Copy out the listing that follows exactly, dropping every picture.

#### Dataset records:
▶

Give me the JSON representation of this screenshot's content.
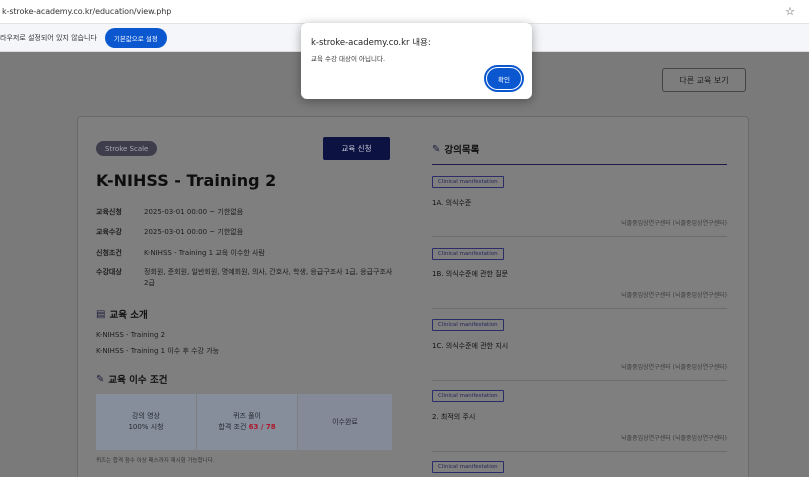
{
  "browser": {
    "url": "k-stroke-academy.co.kr/education/view.php",
    "star_icon": "star-icon"
  },
  "infobar": {
    "message": "라우저로 설정되어 있지 않습니다",
    "button": "기본값으로 설정"
  },
  "dialog": {
    "title": "k-stroke-academy.co.kr 내용:",
    "message": "교육 수강 대상이 아닙니다.",
    "ok": "확인"
  },
  "page": {
    "other_button": "다른 교육 보기",
    "tag": "Stroke Scale",
    "apply_button": "교육 신청",
    "title": "K-NIHSS - Training 2",
    "info": [
      {
        "key": "교육신청",
        "value": "2025-03-01 00:00 ~ 기한없음"
      },
      {
        "key": "교육수강",
        "value": "2025-03-01 00:00 ~ 기한없음"
      },
      {
        "key": "신청조건",
        "value": "K-NIHSS - Training 1 교육 이수한 사람"
      },
      {
        "key": "수강대상",
        "value": "정회원, 준회원, 일반회원, 명예회원, 의사, 간호사, 학생, 응급구조사 1급, 응급구조사 2급"
      }
    ],
    "intro_heading": "교육 소개",
    "intro_lines": [
      "K-NIHSS - Training 2",
      "K-NIHSS - Training 1 이수 후 수강 가능"
    ],
    "condition_heading": "교육 이수 조건",
    "conditions": {
      "video_label": "강의 영상",
      "video_value": "100% 시청",
      "quiz_label": "퀴즈 풀이",
      "quiz_prefix": "합격 조건",
      "quiz_score": "63 / 78",
      "done": "이수완료"
    },
    "note": "퀴즈는 합격 점수 이상 패스까지 재시험 가능합니다."
  },
  "lectures": {
    "heading": "강의목록",
    "items": [
      {
        "tag": "Clinical manifestation",
        "title": "1A. 의식수준",
        "source": "뇌졸중임상연구센터 (뇌졸중임상연구센터)"
      },
      {
        "tag": "Clinical manifestation",
        "title": "1B. 의식수준에 관한 질문",
        "source": "뇌졸중임상연구센터 (뇌졸중임상연구센터)"
      },
      {
        "tag": "Clinical manifestation",
        "title": "1C. 의식수준에 관한 지시",
        "source": "뇌졸중임상연구센터 (뇌졸중임상연구센터)"
      },
      {
        "tag": "Clinical manifestation",
        "title": "2. 최적의 주시",
        "source": "뇌졸중임상연구센터 (뇌졸중임상연구센터)"
      },
      {
        "tag": "Clinical manifestation"
      }
    ]
  }
}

◀

#### RESPONSE BELOW:
Give me the JSON representation of this screenshot's content.
{
  "browser": {
    "url": "k-stroke-academy.co.kr/education/view.php",
    "star_icon": "star-icon"
  },
  "infobar": {
    "message": "라우저로 설정되어 있지 않습니다",
    "button": "기본값으로 설정"
  },
  "dialog": {
    "title": "k-stroke-academy.co.kr 내용:",
    "message": "교육 수강 대상이 아닙니다.",
    "ok": "확인"
  },
  "page": {
    "other_button": "다른 교육 보기",
    "tag": "Stroke Scale",
    "apply_button": "교육 신청",
    "title": "K-NIHSS - Training 2",
    "info": [
      {
        "key": "교육신청",
        "value": "2025-03-01 00:00 ~ 기한없음"
      },
      {
        "key": "교육수강",
        "value": "2025-03-01 00:00 ~ 기한없음"
      },
      {
        "key": "신청조건",
        "value": "K-NIHSS - Training 1 교육 이수한 사람"
      },
      {
        "key": "수강대상",
        "value": "정회원, 준회원, 일반회원, 명예회원, 의사, 간호사, 학생, 응급구조사 1급, 응급구조사 2급"
      }
    ],
    "intro_heading": "교육 소개",
    "intro_lines": [
      "K-NIHSS - Training 2",
      "K-NIHSS - Training 1 이수 후 수강 가능"
    ],
    "condition_heading": "교육 이수 조건",
    "conditions": {
      "video_label": "강의 영상",
      "video_value": "100% 시청",
      "quiz_label": "퀴즈 풀이",
      "quiz_prefix": "합격 조건",
      "quiz_score": "63 / 78",
      "done": "이수완료"
    },
    "note": "퀴즈는 합격 점수 이상 패스까지 재시험 가능합니다."
  },
  "lectures": {
    "heading": "강의목록",
    "items": [
      {
        "tag": "Clinical manifestation",
        "title": "1A. 의식수준",
        "source": "뇌졸중임상연구센터 (뇌졸중임상연구센터)"
      },
      {
        "tag": "Clinical manifestation",
        "title": "1B. 의식수준에 관한 질문",
        "source": "뇌졸중임상연구센터 (뇌졸중임상연구센터)"
      },
      {
        "tag": "Clinical manifestation",
        "title": "1C. 의식수준에 관한 지시",
        "source": "뇌졸중임상연구센터 (뇌졸중임상연구센터)"
      },
      {
        "tag": "Clinical manifestation",
        "title": "2. 최적의 주시",
        "source": "뇌졸중임상연구센터 (뇌졸중임상연구센터)"
      },
      {
        "tag": "Clinical manifestation"
      }
    ]
  }
}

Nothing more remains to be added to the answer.